▶ _Description of the task_:
Every line below is to be quoted exactly, with nothing added or dropped.

▶ _Input_:
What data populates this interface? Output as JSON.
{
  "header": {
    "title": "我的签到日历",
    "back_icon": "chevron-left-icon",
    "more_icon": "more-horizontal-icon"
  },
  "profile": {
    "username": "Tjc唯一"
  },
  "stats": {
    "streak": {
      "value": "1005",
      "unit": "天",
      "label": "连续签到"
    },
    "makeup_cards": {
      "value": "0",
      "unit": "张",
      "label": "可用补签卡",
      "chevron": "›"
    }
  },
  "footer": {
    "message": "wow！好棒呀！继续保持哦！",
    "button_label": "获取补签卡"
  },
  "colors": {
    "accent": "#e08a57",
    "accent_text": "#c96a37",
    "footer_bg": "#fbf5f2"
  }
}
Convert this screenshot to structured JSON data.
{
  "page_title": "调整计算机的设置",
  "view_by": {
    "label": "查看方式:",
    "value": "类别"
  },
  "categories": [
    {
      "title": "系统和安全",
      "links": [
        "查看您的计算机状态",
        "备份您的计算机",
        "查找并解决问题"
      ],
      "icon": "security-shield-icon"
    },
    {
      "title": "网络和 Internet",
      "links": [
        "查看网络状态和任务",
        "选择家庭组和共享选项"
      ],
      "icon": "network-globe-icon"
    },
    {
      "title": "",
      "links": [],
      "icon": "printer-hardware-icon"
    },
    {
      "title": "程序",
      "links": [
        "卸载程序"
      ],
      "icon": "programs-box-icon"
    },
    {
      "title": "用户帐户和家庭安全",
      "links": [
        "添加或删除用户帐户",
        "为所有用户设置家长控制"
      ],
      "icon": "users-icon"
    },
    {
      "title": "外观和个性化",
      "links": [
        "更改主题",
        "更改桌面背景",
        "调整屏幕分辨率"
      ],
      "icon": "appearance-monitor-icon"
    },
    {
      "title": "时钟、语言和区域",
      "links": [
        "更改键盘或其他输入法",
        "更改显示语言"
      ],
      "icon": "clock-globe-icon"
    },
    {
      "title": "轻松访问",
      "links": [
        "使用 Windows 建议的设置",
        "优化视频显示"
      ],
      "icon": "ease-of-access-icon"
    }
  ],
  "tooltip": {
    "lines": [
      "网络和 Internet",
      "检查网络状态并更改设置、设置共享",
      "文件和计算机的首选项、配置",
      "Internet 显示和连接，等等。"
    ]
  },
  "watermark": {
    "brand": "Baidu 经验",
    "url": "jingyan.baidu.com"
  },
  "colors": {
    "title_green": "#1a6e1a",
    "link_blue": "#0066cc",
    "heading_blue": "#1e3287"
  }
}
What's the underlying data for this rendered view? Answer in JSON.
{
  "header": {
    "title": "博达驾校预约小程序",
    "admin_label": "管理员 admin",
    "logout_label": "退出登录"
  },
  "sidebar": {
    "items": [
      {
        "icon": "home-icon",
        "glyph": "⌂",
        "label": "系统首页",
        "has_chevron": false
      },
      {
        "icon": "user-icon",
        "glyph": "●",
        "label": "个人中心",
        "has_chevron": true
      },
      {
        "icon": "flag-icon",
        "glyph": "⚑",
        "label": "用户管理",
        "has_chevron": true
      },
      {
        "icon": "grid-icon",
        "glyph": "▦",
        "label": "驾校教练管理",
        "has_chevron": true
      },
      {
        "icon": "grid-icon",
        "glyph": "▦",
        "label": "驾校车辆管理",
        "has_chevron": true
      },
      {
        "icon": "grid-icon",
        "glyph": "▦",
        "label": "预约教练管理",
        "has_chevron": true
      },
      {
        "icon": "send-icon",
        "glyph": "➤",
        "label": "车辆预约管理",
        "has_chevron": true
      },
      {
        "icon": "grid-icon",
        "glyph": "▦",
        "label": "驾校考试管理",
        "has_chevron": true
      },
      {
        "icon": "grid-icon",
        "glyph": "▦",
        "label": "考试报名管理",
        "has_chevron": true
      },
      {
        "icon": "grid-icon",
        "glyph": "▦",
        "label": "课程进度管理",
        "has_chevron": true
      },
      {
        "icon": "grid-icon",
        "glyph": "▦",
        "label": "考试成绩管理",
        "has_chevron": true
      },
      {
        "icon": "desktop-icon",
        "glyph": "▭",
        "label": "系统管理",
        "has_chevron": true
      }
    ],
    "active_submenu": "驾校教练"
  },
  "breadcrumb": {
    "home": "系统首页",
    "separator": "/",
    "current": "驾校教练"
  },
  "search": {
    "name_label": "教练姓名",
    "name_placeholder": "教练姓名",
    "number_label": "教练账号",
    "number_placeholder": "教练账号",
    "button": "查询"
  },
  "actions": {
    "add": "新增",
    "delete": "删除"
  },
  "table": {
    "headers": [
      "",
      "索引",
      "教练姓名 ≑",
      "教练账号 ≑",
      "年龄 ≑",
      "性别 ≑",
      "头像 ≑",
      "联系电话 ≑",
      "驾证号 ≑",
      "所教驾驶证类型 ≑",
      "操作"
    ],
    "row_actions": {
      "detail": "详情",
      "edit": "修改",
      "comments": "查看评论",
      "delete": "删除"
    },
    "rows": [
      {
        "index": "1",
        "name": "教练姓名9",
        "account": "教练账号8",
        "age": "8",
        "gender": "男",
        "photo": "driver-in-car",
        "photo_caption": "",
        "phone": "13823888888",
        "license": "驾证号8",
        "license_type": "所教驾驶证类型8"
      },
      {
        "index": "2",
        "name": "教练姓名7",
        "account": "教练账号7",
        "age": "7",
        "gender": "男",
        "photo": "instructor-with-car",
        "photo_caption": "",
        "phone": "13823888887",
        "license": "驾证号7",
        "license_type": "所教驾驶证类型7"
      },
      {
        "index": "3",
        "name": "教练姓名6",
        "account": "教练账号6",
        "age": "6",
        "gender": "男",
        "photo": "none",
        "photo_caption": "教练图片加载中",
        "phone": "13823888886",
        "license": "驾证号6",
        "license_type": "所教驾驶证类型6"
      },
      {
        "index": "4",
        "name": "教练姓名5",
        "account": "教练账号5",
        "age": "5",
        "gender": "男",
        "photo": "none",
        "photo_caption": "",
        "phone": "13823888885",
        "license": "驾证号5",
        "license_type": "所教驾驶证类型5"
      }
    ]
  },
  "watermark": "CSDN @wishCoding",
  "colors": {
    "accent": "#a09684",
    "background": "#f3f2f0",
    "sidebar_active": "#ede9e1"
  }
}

▶ _The response_:
What data populates this interface? Output as JSON.
{
  "header": {
    "title": "我的签到日历",
    "back_icon": "chevron-left-icon",
    "more_icon": "more-horizontal-icon"
  },
  "profile": {
    "username": "Tjc唯一"
  },
  "stats": {
    "streak": {
      "value": "1005",
      "unit": "天",
      "label": "连续签到"
    },
    "makeup_cards": {
      "value": "0",
      "unit": "张",
      "label": "可用补签卡",
      "chevron": "›"
    }
  },
  "footer": {
    "message": "wow！好棒呀！继续保持哦！",
    "button_label": "获取补签卡"
  },
  "colors": {
    "accent": "#e08a57",
    "accent_text": "#c96a37",
    "footer_bg": "#fbf5f2"
  }
}
Convert this screenshot to structured JSON data.
{
  "page_title": "调整计算机的设置",
  "view_by": {
    "label": "查看方式:",
    "value": "类别"
  },
  "categories": [
    {
      "title": "系统和安全",
      "links": [
        "查看您的计算机状态",
        "备份您的计算机",
        "查找并解决问题"
      ],
      "icon": "security-shield-icon"
    },
    {
      "title": "网络和 Internet",
      "links": [
        "查看网络状态和任务",
        "选择家庭组和共享选项"
      ],
      "icon": "network-globe-icon"
    },
    {
      "title": "",
      "links": [],
      "icon": "printer-hardware-icon"
    },
    {
      "title": "程序",
      "links": [
        "卸载程序"
      ],
      "icon": "programs-box-icon"
    },
    {
      "title": "用户帐户和家庭安全",
      "links": [
        "添加或删除用户帐户",
        "为所有用户设置家长控制"
      ],
      "icon": "users-icon"
    },
    {
      "title": "外观和个性化",
      "links": [
        "更改主题",
        "更改桌面背景",
        "调整屏幕分辨率"
      ],
      "icon": "appearance-monitor-icon"
    },
    {
      "title": "时钟、语言和区域",
      "links": [
        "更改键盘或其他输入法",
        "更改显示语言"
      ],
      "icon": "clock-globe-icon"
    },
    {
      "title": "轻松访问",
      "links": [
        "使用 Windows 建议的设置",
        "优化视频显示"
      ],
      "icon": "ease-of-access-icon"
    }
  ],
  "tooltip": {
    "lines": [
      "网络和 Internet",
      "检查网络状态并更改设置、设置共享",
      "文件和计算机的首选项、配置",
      "Internet 显示和连接，等等。"
    ]
  },
  "watermark": {
    "brand": "Baidu 经验",
    "url": "jingyan.baidu.com"
  },
  "colors": {
    "title_green": "#1a6e1a",
    "link_blue": "#0066cc",
    "heading_blue": "#1e3287"
  }
}
What's the underlying data for this rendered view? Answer in JSON.
{
  "header": {
    "title": "博达驾校预约小程序",
    "admin_label": "管理员 admin",
    "logout_label": "退出登录"
  },
  "sidebar": {
    "items": [
      {
        "icon": "home-icon",
        "glyph": "⌂",
        "label": "系统首页",
        "has_chevron": false
      },
      {
        "icon": "user-icon",
        "glyph": "●",
        "label": "个人中心",
        "has_chevron": true
      },
      {
        "icon": "flag-icon",
        "glyph": "⚑",
        "label": "用户管理",
        "has_chevron": true
      },
      {
        "icon": "grid-icon",
        "glyph": "▦",
        "label": "驾校教练管理",
        "has_chevron": true
      },
      {
        "icon": "grid-icon",
        "glyph": "▦",
        "label": "驾校车辆管理",
        "has_chevron": true
      },
      {
        "icon": "grid-icon",
        "glyph": "▦",
        "label": "预约教练管理",
        "has_chevron": true
      },
      {
        "icon": "send-icon",
        "glyph": "➤",
        "label": "车辆预约管理",
        "has_chevron": true
      },
      {
        "icon": "grid-icon",
        "glyph": "▦",
        "label": "驾校考试管理",
        "has_chevron": true
      },
      {
        "icon": "grid-icon",
        "glyph": "▦",
        "label": "考试报名管理",
        "has_chevron": true
      },
      {
        "icon": "grid-icon",
        "glyph": "▦",
        "label": "课程进度管理",
        "has_chevron": true
      },
      {
        "icon": "grid-icon",
        "glyph": "▦",
        "label": "考试成绩管理",
        "has_chevron": true
      },
      {
        "icon": "desktop-icon",
        "glyph": "▭",
        "label": "系统管理",
        "has_chevron": true
      }
    ],
    "active_submenu": "驾校教练"
  },
  "breadcrumb": {
    "home": "系统首页",
    "separator": "/",
    "current": "驾校教练"
  },
  "search": {
    "name_label": "教练姓名",
    "name_placeholder": "教练姓名",
    "number_label": "教练账号",
    "number_placeholder": "教练账号",
    "button": "查询"
  },
  "actions": {
    "add": "新增",
    "delete": "删除"
  },
  "table": {
    "headers": [
      "",
      "索引",
      "教练姓名 ≑",
      "教练账号 ≑",
      "年龄 ≑",
      "性别 ≑",
      "头像 ≑",
      "联系电话 ≑",
      "驾证号 ≑",
      "所教驾驶证类型 ≑",
      "操作"
    ],
    "row_actions": {
      "detail": "详情",
      "edit": "修改",
      "comments": "查看评论",
      "delete": "删除"
    },
    "rows": [
      {
        "index": "1",
        "name": "教练姓名9",
        "account": "教练账号8",
        "age": "8",
        "gender": "男",
        "photo": "driver-in-car",
        "photo_caption": "",
        "phone": "13823888888",
        "license": "驾证号8",
        "license_type": "所教驾驶证类型8"
      },
      {
        "index": "2",
        "name": "教练姓名7",
        "account": "教练账号7",
        "age": "7",
        "gender": "男",
        "photo": "instructor-with-car",
        "photo_caption": "",
        "phone": "13823888887",
        "license": "驾证号7",
        "license_type": "所教驾驶证类型7"
      },
      {
        "index": "3",
        "name": "教练姓名6",
        "account": "教练账号6",
        "age": "6",
        "gender": "男",
        "photo": "none",
        "photo_caption": "教练图片加载中",
        "phone": "13823888886",
        "license": "驾证号6",
        "license_type": "所教驾驶证类型6"
      },
      {
        "index": "4",
        "name": "教练姓名5",
        "account": "教练账号5",
        "age": "5",
        "gender": "男",
        "photo": "none",
        "photo_caption": "",
        "phone": "13823888885",
        "license": "驾证号5",
        "license_type": "所教驾驶证类型5"
      }
    ]
  },
  "watermark": "CSDN @wishCoding",
  "colors": {
    "accent": "#a09684",
    "background": "#f3f2f0",
    "sidebar_active": "#ede9e1"
  }
}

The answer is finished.